STATED PROBLEM:
Write out the whole listing again, exactly.

★ ★ ★ ★ ★ ★ ★

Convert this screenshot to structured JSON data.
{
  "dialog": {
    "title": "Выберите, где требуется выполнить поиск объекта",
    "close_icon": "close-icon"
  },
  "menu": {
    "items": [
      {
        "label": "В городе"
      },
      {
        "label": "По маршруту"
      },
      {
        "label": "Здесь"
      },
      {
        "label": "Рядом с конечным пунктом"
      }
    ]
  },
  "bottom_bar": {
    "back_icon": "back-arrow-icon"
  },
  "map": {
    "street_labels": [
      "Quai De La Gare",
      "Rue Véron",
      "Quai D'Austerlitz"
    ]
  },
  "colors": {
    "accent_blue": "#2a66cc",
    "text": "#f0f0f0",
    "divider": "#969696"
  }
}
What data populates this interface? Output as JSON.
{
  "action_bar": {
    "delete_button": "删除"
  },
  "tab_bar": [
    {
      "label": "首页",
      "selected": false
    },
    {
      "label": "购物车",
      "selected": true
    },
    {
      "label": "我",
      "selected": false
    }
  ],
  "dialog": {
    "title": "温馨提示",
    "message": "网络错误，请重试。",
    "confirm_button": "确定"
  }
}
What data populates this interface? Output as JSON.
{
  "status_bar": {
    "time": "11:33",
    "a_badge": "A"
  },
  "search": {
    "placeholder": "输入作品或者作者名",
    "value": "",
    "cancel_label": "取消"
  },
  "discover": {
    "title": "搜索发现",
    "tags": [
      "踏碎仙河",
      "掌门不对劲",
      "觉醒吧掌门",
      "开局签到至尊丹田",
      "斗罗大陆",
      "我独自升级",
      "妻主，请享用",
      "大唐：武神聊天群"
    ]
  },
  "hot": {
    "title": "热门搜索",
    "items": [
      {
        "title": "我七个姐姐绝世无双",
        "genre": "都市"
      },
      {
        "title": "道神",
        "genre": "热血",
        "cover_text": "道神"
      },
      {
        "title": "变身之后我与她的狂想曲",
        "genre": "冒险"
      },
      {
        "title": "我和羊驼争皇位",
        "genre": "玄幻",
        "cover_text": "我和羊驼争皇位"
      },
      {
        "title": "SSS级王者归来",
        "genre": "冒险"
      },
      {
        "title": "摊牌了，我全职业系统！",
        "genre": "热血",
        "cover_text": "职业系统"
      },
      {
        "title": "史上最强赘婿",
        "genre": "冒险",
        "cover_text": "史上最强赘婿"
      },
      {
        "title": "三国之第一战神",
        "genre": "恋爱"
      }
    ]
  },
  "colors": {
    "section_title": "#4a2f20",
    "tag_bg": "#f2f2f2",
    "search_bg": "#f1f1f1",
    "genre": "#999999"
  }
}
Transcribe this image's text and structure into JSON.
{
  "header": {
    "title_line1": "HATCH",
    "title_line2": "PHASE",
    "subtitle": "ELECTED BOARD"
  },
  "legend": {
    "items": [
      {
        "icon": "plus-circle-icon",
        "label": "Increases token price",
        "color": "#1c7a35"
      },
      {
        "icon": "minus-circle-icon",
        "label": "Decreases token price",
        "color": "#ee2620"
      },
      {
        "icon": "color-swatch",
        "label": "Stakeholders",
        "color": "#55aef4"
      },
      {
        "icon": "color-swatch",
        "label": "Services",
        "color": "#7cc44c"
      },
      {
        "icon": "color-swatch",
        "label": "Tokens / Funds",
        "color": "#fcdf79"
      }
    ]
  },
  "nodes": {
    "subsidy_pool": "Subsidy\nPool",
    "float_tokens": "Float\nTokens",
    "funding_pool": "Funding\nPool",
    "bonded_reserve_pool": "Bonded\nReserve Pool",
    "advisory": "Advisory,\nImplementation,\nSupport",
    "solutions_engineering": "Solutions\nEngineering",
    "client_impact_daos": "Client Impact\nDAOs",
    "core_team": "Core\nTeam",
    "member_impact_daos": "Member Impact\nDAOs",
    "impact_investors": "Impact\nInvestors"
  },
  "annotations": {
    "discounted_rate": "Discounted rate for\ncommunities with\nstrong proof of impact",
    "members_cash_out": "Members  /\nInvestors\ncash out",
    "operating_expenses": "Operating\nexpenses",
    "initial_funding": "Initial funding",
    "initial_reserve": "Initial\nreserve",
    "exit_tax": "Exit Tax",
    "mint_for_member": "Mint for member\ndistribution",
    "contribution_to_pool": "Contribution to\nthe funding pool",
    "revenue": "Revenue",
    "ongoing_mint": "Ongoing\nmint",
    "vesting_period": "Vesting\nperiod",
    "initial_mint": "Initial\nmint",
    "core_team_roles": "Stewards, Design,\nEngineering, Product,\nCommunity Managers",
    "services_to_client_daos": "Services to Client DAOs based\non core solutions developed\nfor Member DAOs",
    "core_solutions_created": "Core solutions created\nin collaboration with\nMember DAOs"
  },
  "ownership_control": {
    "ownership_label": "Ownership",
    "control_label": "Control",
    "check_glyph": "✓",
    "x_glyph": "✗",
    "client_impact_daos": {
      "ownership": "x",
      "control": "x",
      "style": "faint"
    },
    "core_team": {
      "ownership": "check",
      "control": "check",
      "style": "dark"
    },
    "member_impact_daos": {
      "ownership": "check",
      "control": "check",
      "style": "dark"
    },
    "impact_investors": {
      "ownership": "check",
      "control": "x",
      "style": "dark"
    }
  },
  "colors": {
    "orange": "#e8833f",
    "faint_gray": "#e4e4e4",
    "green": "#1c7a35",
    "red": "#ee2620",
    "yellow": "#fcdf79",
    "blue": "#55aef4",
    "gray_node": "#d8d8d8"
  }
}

★ ★ ★ ★ ★ ★ ★

THE REPLY:
Convert this screenshot to structured JSON data.
{
  "dialog": {
    "title": "Выберите, где требуется выполнить поиск объекта",
    "close_icon": "close-icon"
  },
  "menu": {
    "items": [
      {
        "label": "В городе"
      },
      {
        "label": "По маршруту"
      },
      {
        "label": "Здесь"
      },
      {
        "label": "Рядом с конечным пунктом"
      }
    ]
  },
  "bottom_bar": {
    "back_icon": "back-arrow-icon"
  },
  "map": {
    "street_labels": [
      "Quai De La Gare",
      "Rue Véron",
      "Quai D'Austerlitz"
    ]
  },
  "colors": {
    "accent_blue": "#2a66cc",
    "text": "#f0f0f0",
    "divider": "#969696"
  }
}
What data populates this interface? Output as JSON.
{
  "action_bar": {
    "delete_button": "删除"
  },
  "tab_bar": [
    {
      "label": "首页",
      "selected": false
    },
    {
      "label": "购物车",
      "selected": true
    },
    {
      "label": "我",
      "selected": false
    }
  ],
  "dialog": {
    "title": "温馨提示",
    "message": "网络错误，请重试。",
    "confirm_button": "确定"
  }
}
What data populates this interface? Output as JSON.
{
  "status_bar": {
    "time": "11:33",
    "a_badge": "A"
  },
  "search": {
    "placeholder": "输入作品或者作者名",
    "value": "",
    "cancel_label": "取消"
  },
  "discover": {
    "title": "搜索发现",
    "tags": [
      "踏碎仙河",
      "掌门不对劲",
      "觉醒吧掌门",
      "开局签到至尊丹田",
      "斗罗大陆",
      "我独自升级",
      "妻主，请享用",
      "大唐：武神聊天群"
    ]
  },
  "hot": {
    "title": "热门搜索",
    "items": [
      {
        "title": "我七个姐姐绝世无双",
        "genre": "都市"
      },
      {
        "title": "道神",
        "genre": "热血",
        "cover_text": "道神"
      },
      {
        "title": "变身之后我与她的狂想曲",
        "genre": "冒险"
      },
      {
        "title": "我和羊驼争皇位",
        "genre": "玄幻",
        "cover_text": "我和羊驼争皇位"
      },
      {
        "title": "SSS级王者归来",
        "genre": "冒险"
      },
      {
        "title": "摊牌了，我全职业系统！",
        "genre": "热血",
        "cover_text": "职业系统"
      },
      {
        "title": "史上最强赘婿",
        "genre": "冒险",
        "cover_text": "史上最强赘婿"
      },
      {
        "title": "三国之第一战神",
        "genre": "恋爱"
      }
    ]
  },
  "colors": {
    "section_title": "#4a2f20",
    "tag_bg": "#f2f2f2",
    "search_bg": "#f1f1f1",
    "genre": "#999999"
  }
}
Transcribe this image's text and structure into JSON.
{
  "header": {
    "title_line1": "HATCH",
    "title_line2": "PHASE",
    "subtitle": "ELECTED BOARD"
  },
  "legend": {
    "items": [
      {
        "icon": "plus-circle-icon",
        "label": "Increases token price",
        "color": "#1c7a35"
      },
      {
        "icon": "minus-circle-icon",
        "label": "Decreases token price",
        "color": "#ee2620"
      },
      {
        "icon": "color-swatch",
        "label": "Stakeholders",
        "color": "#55aef4"
      },
      {
        "icon": "color-swatch",
        "label": "Services",
        "color": "#7cc44c"
      },
      {
        "icon": "color-swatch",
        "label": "Tokens / Funds",
        "color": "#fcdf79"
      }
    ]
  },
  "nodes": {
    "subsidy_pool": "Subsidy\nPool",
    "float_tokens": "Float\nTokens",
    "funding_pool": "Funding\nPool",
    "bonded_reserve_pool": "Bonded\nReserve Pool",
    "advisory": "Advisory,\nImplementation,\nSupport",
    "solutions_engineering": "Solutions\nEngineering",
    "client_impact_daos": "Client Impact\nDAOs",
    "core_team": "Core\nTeam",
    "member_impact_daos": "Member Impact\nDAOs",
    "impact_investors": "Impact\nInvestors"
  },
  "annotations": {
    "discounted_rate": "Discounted rate for\ncommunities with\nstrong proof of impact",
    "members_cash_out": "Members  /\nInvestors\ncash out",
    "operating_expenses": "Operating\nexpenses",
    "initial_funding": "Initial funding",
    "initial_reserve": "Initial\nreserve",
    "exit_tax": "Exit Tax",
    "mint_for_member": "Mint for member\ndistribution",
    "contribution_to_pool": "Contribution to\nthe funding pool",
    "revenue": "Revenue",
    "ongoing_mint": "Ongoing\nmint",
    "vesting_period": "Vesting\nperiod",
    "initial_mint": "Initial\nmint",
    "core_team_roles": "Stewards, Design,\nEngineering, Product,\nCommunity Managers",
    "services_to_client_daos": "Services to Client DAOs based\non core solutions developed\nfor Member DAOs",
    "core_solutions_created": "Core solutions created\nin collaboration with\nMember DAOs"
  },
  "ownership_control": {
    "ownership_label": "Ownership",
    "control_label": "Control",
    "check_glyph": "✓",
    "x_glyph": "✗",
    "client_impact_daos": {
      "ownership": "x",
      "control": "x",
      "style": "faint"
    },
    "core_team": {
      "ownership": "check",
      "control": "check",
      "style": "dark"
    },
    "member_impact_daos": {
      "ownership": "check",
      "control": "check",
      "style": "dark"
    },
    "impact_investors": {
      "ownership": "check",
      "control": "x",
      "style": "dark"
    }
  },
  "colors": {
    "orange": "#e8833f",
    "faint_gray": "#e4e4e4",
    "green": "#1c7a35",
    "red": "#ee2620",
    "yellow": "#fcdf79",
    "blue": "#55aef4",
    "gray_node": "#d8d8d8"
  }
}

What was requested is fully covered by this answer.